Tutto ciò ha certamente i suoi motivi. È quasi un’abitudine, ormai, pretendere dal medico l’impossibile, salvo poi denunciarlo se la natura segue il suo corso. Tanto più che non sono rare le sentenze che, condividendo l’idea di una medicina onnipotente, hanno condannato medici colpevoli solo di non aver potuto prevedere tutto. Entra così in gioco la terza categoria, quella della magistratura. Che, se pure non ha il potere di vita o di morte proprio dei medici, ha certo la possibilità d’incidere in maniera dirompente sulla vita delle persone.
Rispetto a ciò è necessario di nuovo che le decisioni assunte siano decisioni responsabili. E non sempre lo sono, non sempre sono quelle più opportune, visto che le sentenze sono stabilite da persone con profili differenti – culturali, psicologici, ecc. – e risultano spesso influenzate dalle circostanze. Ecco perché, prima di fare qualcosa che può provocare una denuncia, giusta o ingiusta che sia, conviene consultare un avvocato, o – meglio ancora – il procuratore della Repubblica. Meno male che questi si è espresso in maniera corretta e inequivocabile.
Non credo vi siano dubbi sul fatto che in Italia, oggi, lo scenario sia anche questo. Le cronache sono piene di episodi che, forse in maniera meno emblematica di quello appena citato, dimostrano il prevalere, nei rapporti tra le varie associazioni o gruppi sociali, di un atteggiamento di conflitto piuttosto che di cooperazione. Eppure, per porre rimedio a tali storture, basterebbe poco. Lo mostra proprio una riflessione sul nostro episodio. Basterebbe anzitutto tener fermo il fatto che a nessuno – pur nel rispetto delle sue convinzioni ideologiche e religiose, e, anzi, proprio tenendo conto di esse – può essere concesso di danneggiare altre persone.
Basterebbe poi tener conto della funzione e dei compiti specifici che giustificano l’esistenza di una professione, e del fatto che, se non ci si conforma a essi, non si ha il diritto di appartenervi. Infatti il far parte di una categoria è qualcosa che va comprovato costantemente attraverso il retto esercizio di ciò che la categoria stessa richiede di fare. Infine, è vero che tutte le professioni hanno un’incidenza più o meno ampia sulla vita delle persone. Ma ciò non dev’essere inteso nei termini dell’esercizio di un potere, di un potere di affermazione individuale, bensì come l’assunzione di una responsabilità nei confronti degli altri. È questo ciò che rende possibile la coesione sociale.
Basterebbe poco, dicevo: forse solo un po’ di buon senso. Basterebbe pensare che la relazione o è una relazione con gli altri, nella quale io stesso trovo la possibilità di realizzarmi, o non è nulla. Ma forse si tratta di un poco che è troppo. Troppo per un popolo, come quello italiano, che molte volte non è riuscito, nel corso della sua storia, a trovare adeguata rappresentanza in un contesto pubblico e che è incapace, spesso, di esprimersi come comunità intera. In Italia anche la festa della Repubblica, anche la celebrazione del 25 aprile sono state occasioni di polemiche. Come stupirsi se poi ognuno pensa solo a sé o, al massimo, ai suoi?

◆ Il tuo compito:
Rispondi a queste domande sul brano:
(a) Quale categoria entra in gioco come terza?
(b) Prima di fare qualcosa che può provocare una denuncia, chi conviene consultare "meglio ancora" di un avvocato?
(c) Quali due celebrazioni sono state in Italia occasioni di polemiche?
Il materiale che segue non serve.

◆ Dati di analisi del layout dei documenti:
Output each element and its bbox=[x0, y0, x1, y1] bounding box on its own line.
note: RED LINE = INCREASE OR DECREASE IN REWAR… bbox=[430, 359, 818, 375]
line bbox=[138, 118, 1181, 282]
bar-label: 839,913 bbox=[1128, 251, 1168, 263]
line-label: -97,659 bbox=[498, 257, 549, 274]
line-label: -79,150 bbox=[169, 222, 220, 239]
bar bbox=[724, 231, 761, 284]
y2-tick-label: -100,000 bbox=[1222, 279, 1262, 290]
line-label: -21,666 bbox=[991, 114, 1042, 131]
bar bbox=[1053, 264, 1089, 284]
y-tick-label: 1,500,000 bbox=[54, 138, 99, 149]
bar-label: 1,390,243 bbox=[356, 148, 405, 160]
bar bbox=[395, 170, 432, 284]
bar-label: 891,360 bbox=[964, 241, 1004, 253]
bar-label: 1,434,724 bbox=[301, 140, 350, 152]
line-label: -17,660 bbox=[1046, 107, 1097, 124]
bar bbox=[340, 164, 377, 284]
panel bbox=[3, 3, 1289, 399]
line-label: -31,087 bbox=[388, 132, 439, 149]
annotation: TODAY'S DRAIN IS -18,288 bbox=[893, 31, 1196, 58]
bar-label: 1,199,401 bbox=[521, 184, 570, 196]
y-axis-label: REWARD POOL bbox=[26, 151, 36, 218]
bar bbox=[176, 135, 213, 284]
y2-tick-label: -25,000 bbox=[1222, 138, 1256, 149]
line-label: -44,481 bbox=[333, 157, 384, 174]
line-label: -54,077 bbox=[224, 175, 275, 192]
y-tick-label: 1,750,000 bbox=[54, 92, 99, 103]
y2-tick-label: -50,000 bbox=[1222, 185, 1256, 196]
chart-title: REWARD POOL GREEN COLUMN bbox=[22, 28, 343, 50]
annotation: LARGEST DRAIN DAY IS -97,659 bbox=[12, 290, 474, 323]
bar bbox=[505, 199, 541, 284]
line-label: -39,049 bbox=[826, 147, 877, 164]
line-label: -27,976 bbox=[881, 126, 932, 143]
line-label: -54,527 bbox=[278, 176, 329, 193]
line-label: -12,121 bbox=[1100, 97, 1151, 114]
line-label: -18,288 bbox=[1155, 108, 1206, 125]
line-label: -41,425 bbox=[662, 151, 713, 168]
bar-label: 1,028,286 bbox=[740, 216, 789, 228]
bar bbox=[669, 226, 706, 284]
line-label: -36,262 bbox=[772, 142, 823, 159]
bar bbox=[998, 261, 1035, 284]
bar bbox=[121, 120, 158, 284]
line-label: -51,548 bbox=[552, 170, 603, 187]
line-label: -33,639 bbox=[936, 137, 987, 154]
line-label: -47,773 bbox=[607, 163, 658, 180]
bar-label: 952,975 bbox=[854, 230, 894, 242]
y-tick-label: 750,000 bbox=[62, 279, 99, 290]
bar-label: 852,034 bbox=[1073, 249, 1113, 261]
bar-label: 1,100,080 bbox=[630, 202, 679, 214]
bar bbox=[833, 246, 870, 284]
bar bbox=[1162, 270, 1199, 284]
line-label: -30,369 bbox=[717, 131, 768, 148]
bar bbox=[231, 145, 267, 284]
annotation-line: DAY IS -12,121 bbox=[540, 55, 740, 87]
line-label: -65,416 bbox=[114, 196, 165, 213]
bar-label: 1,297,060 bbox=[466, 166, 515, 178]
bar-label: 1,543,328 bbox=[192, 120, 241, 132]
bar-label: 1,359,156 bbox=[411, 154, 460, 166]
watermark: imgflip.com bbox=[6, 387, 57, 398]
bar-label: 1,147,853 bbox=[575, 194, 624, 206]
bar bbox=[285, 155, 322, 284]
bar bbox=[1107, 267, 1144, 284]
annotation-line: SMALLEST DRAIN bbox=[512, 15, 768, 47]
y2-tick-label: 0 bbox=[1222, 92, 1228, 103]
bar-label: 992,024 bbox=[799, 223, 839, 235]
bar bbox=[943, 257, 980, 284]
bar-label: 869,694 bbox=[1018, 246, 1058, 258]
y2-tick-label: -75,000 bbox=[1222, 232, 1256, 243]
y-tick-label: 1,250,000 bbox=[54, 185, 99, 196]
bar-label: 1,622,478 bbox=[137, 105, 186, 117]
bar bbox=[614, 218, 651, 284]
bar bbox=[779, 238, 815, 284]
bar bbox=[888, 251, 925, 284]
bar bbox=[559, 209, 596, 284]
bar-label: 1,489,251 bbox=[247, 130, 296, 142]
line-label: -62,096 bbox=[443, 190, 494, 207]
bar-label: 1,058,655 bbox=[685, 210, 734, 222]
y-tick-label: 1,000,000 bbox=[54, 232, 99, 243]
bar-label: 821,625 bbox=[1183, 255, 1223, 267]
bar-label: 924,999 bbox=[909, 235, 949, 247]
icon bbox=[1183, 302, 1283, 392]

◆ Risposta attesa:
(a) La magistratura.
(b) Il procuratore della Repubblica.
(c) La festa della Repubblica e la celebrazione del 25 aprile.